## PROBLEM TO WORK ON
Every entry that follows should be reproduced exactly.

## DATA PROVIDED
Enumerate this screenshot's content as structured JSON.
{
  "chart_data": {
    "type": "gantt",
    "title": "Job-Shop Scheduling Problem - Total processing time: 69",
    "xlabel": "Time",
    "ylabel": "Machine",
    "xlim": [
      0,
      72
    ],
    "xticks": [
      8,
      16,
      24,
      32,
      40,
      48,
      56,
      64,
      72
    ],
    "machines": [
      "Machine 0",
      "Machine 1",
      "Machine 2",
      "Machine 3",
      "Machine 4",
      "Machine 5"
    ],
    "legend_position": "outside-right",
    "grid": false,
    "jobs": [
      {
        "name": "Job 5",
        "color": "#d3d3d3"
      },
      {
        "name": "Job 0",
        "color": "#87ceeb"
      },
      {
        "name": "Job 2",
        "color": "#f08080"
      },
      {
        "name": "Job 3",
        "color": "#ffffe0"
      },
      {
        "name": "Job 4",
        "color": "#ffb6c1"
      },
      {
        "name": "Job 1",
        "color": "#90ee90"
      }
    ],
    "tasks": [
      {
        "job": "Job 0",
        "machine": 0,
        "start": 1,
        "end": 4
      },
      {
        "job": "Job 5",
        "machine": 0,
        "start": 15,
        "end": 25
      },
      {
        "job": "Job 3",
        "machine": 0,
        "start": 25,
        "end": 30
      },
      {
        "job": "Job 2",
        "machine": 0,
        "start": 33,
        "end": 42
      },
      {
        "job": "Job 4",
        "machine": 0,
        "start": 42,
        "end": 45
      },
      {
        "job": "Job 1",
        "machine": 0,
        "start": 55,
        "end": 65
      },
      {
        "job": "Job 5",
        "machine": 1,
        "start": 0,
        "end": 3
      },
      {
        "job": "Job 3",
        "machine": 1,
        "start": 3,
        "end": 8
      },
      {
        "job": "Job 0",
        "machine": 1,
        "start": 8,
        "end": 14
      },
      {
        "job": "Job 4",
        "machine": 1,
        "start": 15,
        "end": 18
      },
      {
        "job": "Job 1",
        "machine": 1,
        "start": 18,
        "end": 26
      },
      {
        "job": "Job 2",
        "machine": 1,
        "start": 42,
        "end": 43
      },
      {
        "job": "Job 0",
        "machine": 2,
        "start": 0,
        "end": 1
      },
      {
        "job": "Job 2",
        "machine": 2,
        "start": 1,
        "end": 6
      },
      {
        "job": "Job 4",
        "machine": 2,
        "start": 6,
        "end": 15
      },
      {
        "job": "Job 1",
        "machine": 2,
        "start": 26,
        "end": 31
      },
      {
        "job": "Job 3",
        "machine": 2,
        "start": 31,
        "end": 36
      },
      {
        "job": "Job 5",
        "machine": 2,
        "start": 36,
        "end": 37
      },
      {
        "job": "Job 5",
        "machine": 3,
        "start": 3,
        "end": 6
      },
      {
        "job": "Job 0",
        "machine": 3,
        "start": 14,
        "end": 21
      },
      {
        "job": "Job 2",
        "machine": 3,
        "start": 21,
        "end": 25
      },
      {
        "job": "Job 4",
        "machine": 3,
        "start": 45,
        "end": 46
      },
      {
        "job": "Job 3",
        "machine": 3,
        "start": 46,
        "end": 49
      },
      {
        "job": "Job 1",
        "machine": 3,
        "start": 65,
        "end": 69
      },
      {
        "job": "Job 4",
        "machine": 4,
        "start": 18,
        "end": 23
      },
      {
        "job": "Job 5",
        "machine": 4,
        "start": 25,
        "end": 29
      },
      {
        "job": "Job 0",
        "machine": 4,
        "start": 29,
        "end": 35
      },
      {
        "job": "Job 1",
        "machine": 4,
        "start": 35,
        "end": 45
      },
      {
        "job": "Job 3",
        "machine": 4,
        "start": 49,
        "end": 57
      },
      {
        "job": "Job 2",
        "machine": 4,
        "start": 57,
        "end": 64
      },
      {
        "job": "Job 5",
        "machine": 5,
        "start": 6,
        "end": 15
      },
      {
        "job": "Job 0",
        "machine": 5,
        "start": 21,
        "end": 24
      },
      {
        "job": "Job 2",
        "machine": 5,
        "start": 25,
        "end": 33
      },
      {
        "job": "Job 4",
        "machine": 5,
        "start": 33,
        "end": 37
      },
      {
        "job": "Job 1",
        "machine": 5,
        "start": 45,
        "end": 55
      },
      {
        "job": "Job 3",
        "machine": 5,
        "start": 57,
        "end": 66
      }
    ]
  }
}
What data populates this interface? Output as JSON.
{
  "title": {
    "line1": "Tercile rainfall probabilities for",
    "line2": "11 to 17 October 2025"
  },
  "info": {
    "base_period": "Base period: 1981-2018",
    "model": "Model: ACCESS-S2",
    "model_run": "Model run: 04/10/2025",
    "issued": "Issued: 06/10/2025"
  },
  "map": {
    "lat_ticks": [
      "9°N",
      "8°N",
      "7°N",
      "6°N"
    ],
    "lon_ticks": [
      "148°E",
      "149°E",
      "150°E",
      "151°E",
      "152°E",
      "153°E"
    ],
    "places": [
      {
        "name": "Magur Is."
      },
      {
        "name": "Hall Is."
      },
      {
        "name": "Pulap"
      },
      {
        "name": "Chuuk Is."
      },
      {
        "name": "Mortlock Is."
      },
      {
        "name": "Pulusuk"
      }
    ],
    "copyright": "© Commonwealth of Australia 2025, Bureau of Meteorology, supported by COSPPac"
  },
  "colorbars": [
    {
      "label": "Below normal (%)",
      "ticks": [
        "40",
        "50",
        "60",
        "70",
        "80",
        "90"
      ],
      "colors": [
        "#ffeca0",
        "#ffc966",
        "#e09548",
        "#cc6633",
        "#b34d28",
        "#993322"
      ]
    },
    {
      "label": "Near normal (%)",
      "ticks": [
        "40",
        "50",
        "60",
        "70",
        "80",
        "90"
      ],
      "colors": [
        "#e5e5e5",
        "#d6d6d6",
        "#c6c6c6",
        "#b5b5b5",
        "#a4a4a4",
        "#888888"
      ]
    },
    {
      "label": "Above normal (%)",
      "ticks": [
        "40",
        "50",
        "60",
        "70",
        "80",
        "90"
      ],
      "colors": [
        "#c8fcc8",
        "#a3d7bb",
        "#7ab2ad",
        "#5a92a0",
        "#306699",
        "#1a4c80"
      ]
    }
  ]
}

## FINISHED EXERCISE
Enumerate this screenshot's content as structured JSON.
{
  "chart_data": {
    "type": "gantt",
    "title": "Job-Shop Scheduling Problem - Total processing time: 69",
    "xlabel": "Time",
    "ylabel": "Machine",
    "xlim": [
      0,
      72
    ],
    "xticks": [
      8,
      16,
      24,
      32,
      40,
      48,
      56,
      64,
      72
    ],
    "machines": [
      "Machine 0",
      "Machine 1",
      "Machine 2",
      "Machine 3",
      "Machine 4",
      "Machine 5"
    ],
    "legend_position": "outside-right",
    "grid": false,
    "jobs": [
      {
        "name": "Job 5",
        "color": "#d3d3d3"
      },
      {
        "name": "Job 0",
        "color": "#87ceeb"
      },
      {
        "name": "Job 2",
        "color": "#f08080"
      },
      {
        "name": "Job 3",
        "color": "#ffffe0"
      },
      {
        "name": "Job 4",
        "color": "#ffb6c1"
      },
      {
        "name": "Job 1",
        "color": "#90ee90"
      }
    ],
    "tasks": [
      {
        "job": "Job 0",
        "machine": 0,
        "start": 1,
        "end": 4
      },
      {
        "job": "Job 5",
        "machine": 0,
        "start": 15,
        "end": 25
      },
      {
        "job": "Job 3",
        "machine": 0,
        "start": 25,
        "end": 30
      },
      {
        "job": "Job 2",
        "machine": 0,
        "start": 33,
        "end": 42
      },
      {
        "job": "Job 4",
        "machine": 0,
        "start": 42,
        "end": 45
      },
      {
        "job": "Job 1",
        "machine": 0,
        "start": 55,
        "end": 65
      },
      {
        "job": "Job 5",
        "machine": 1,
        "start": 0,
        "end": 3
      },
      {
        "job": "Job 3",
        "machine": 1,
        "start": 3,
        "end": 8
      },
      {
        "job": "Job 0",
        "machine": 1,
        "start": 8,
        "end": 14
      },
      {
        "job": "Job 4",
        "machine": 1,
        "start": 15,
        "end": 18
      },
      {
        "job": "Job 1",
        "machine": 1,
        "start": 18,
        "end": 26
      },
      {
        "job": "Job 2",
        "machine": 1,
        "start": 42,
        "end": 43
      },
      {
        "job": "Job 0",
        "machine": 2,
        "start": 0,
        "end": 1
      },
      {
        "job": "Job 2",
        "machine": 2,
        "start": 1,
        "end": 6
      },
      {
        "job": "Job 4",
        "machine": 2,
        "start": 6,
        "end": 15
      },
      {
        "job": "Job 1",
        "machine": 2,
        "start": 26,
        "end": 31
      },
      {
        "job": "Job 3",
        "machine": 2,
        "start": 31,
        "end": 36
      },
      {
        "job": "Job 5",
        "machine": 2,
        "start": 36,
        "end": 37
      },
      {
        "job": "Job 5",
        "machine": 3,
        "start": 3,
        "end": 6
      },
      {
        "job": "Job 0",
        "machine": 3,
        "start": 14,
        "end": 21
      },
      {
        "job": "Job 2",
        "machine": 3,
        "start": 21,
        "end": 25
      },
      {
        "job": "Job 4",
        "machine": 3,
        "start": 45,
        "end": 46
      },
      {
        "job": "Job 3",
        "machine": 3,
        "start": 46,
        "end": 49
      },
      {
        "job": "Job 1",
        "machine": 3,
        "start": 65,
        "end": 69
      },
      {
        "job": "Job 4",
        "machine": 4,
        "start": 18,
        "end": 23
      },
      {
        "job": "Job 5",
        "machine": 4,
        "start": 25,
        "end": 29
      },
      {
        "job": "Job 0",
        "machine": 4,
        "start": 29,
        "end": 35
      },
      {
        "job": "Job 1",
        "machine": 4,
        "start": 35,
        "end": 45
      },
      {
        "job": "Job 3",
        "machine": 4,
        "start": 49,
        "end": 57
      },
      {
        "job": "Job 2",
        "machine": 4,
        "start": 57,
        "end": 64
      },
      {
        "job": "Job 5",
        "machine": 5,
        "start": 6,
        "end": 15
      },
      {
        "job": "Job 0",
        "machine": 5,
        "start": 21,
        "end": 24
      },
      {
        "job": "Job 2",
        "machine": 5,
        "start": 25,
        "end": 33
      },
      {
        "job": "Job 4",
        "machine": 5,
        "start": 33,
        "end": 37
      },
      {
        "job": "Job 1",
        "machine": 5,
        "start": 45,
        "end": 55
      },
      {
        "job": "Job 3",
        "machine": 5,
        "start": 57,
        "end": 66
      }
    ]
  }
}
What data populates this interface? Output as JSON.
{
  "title": {
    "line1": "Tercile rainfall probabilities for",
    "line2": "11 to 17 October 2025"
  },
  "info": {
    "base_period": "Base period: 1981-2018",
    "model": "Model: ACCESS-S2",
    "model_run": "Model run: 04/10/2025",
    "issued": "Issued: 06/10/2025"
  },
  "map": {
    "lat_ticks": [
      "9°N",
      "8°N",
      "7°N",
      "6°N"
    ],
    "lon_ticks": [
      "148°E",
      "149°E",
      "150°E",
      "151°E",
      "152°E",
      "153°E"
    ],
    "places": [
      {
        "name": "Magur Is."
      },
      {
        "name": "Hall Is."
      },
      {
        "name": "Pulap"
      },
      {
        "name": "Chuuk Is."
      },
      {
        "name": "Mortlock Is."
      },
      {
        "name": "Pulusuk"
      }
    ],
    "copyright": "© Commonwealth of Australia 2025, Bureau of Meteorology, supported by COSPPac"
  },
  "colorbars": [
    {
      "label": "Below normal (%)",
      "ticks": [
        "40",
        "50",
        "60",
        "70",
        "80",
        "90"
      ],
      "colors": [
        "#ffeca0",
        "#ffc966",
        "#e09548",
        "#cc6633",
        "#b34d28",
        "#993322"
      ]
    },
    {
      "label": "Near normal (%)",
      "ticks": [
        "40",
        "50",
        "60",
        "70",
        "80",
        "90"
      ],
      "colors": [
        "#e5e5e5",
        "#d6d6d6",
        "#c6c6c6",
        "#b5b5b5",
        "#a4a4a4",
        "#888888"
      ]
    },
    {
      "label": "Above normal (%)",
      "ticks": [
        "40",
        "50",
        "60",
        "70",
        "80",
        "90"
      ],
      "colors": [
        "#c8fcc8",
        "#a3d7bb",
        "#7ab2ad",
        "#5a92a0",
        "#306699",
        "#1a4c80"
      ]
    }
  ]
}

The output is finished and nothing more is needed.